[A block of data]
━━━━━━━━━━━━━━━━━━━━━━━━━━━━━━
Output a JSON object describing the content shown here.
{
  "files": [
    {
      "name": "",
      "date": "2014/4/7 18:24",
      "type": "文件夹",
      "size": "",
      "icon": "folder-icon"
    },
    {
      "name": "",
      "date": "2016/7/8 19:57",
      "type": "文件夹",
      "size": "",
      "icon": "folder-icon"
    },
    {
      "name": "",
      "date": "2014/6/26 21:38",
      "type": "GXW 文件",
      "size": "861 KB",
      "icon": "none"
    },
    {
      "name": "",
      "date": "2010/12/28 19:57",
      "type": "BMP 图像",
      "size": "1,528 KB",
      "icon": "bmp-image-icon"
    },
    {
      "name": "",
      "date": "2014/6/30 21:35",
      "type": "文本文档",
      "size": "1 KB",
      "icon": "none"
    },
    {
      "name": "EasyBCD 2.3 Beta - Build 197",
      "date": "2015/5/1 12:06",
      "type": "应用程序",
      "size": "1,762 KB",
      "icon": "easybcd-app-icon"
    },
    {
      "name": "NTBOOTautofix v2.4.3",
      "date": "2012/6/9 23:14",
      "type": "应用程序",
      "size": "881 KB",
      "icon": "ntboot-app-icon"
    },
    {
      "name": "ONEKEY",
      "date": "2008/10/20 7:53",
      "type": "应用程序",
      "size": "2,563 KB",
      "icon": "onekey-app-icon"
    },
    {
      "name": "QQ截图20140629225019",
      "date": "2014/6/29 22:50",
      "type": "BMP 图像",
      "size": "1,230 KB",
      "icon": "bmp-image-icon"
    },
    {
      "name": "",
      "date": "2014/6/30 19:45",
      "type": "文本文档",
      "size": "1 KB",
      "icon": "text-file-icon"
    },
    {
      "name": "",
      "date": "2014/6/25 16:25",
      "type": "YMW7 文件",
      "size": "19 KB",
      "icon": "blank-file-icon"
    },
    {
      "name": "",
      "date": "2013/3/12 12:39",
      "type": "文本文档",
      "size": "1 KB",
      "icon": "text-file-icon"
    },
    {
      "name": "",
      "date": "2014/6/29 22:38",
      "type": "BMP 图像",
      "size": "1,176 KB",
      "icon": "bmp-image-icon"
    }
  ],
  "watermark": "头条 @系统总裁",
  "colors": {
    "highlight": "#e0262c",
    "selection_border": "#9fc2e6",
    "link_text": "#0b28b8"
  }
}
━━━━━━━━━━━━━━━━━━━━━━━━━━━━━━
| Exercise brief |
Would you write down every record again, exactly?

| Written answer |
Output a JSON object describing the content shown here.
{
  "files": [
    {
      "name": "",
      "date": "2014/4/7 18:24",
      "type": "文件夹",
      "size": "",
      "icon": "folder-icon"
    },
    {
      "name": "",
      "date": "2016/7/8 19:57",
      "type": "文件夹",
      "size": "",
      "icon": "folder-icon"
    },
    {
      "name": "",
      "date": "2014/6/26 21:38",
      "type": "GXW 文件",
      "size": "861 KB",
      "icon": "none"
    },
    {
      "name": "",
      "date": "2010/12/28 19:57",
      "type": "BMP 图像",
      "size": "1,528 KB",
      "icon": "bmp-image-icon"
    },
    {
      "name": "",
      "date": "2014/6/30 21:35",
      "type": "文本文档",
      "size": "1 KB",
      "icon": "none"
    },
    {
      "name": "EasyBCD 2.3 Beta - Build 197",
      "date": "2015/5/1 12:06",
      "type": "应用程序",
      "size": "1,762 KB",
      "icon": "easybcd-app-icon"
    },
    {
      "name": "NTBOOTautofix v2.4.3",
      "date": "2012/6/9 23:14",
      "type": "应用程序",
      "size": "881 KB",
      "icon": "ntboot-app-icon"
    },
    {
      "name": "ONEKEY",
      "date": "2008/10/20 7:53",
      "type": "应用程序",
      "size": "2,563 KB",
      "icon": "onekey-app-icon"
    },
    {
      "name": "QQ截图20140629225019",
      "date": "2014/6/29 22:50",
      "type": "BMP 图像",
      "size": "1,230 KB",
      "icon": "bmp-image-icon"
    },
    {
      "name": "",
      "date": "2014/6/30 19:45",
      "type": "文本文档",
      "size": "1 KB",
      "icon": "text-file-icon"
    },
    {
      "name": "",
      "date": "2014/6/25 16:25",
      "type": "YMW7 文件",
      "size": "19 KB",
      "icon": "blank-file-icon"
    },
    {
      "name": "",
      "date": "2013/3/12 12:39",
      "type": "文本文档",
      "size": "1 KB",
      "icon": "text-file-icon"
    },
    {
      "name": "",
      "date": "2014/6/29 22:38",
      "type": "BMP 图像",
      "size": "1,176 KB",
      "icon": "bmp-image-icon"
    }
  ],
  "watermark": "头条 @系统总裁",
  "colors": {
    "highlight": "#e0262c",
    "selection_border": "#9fc2e6",
    "link_text": "#0b28b8"
  }
}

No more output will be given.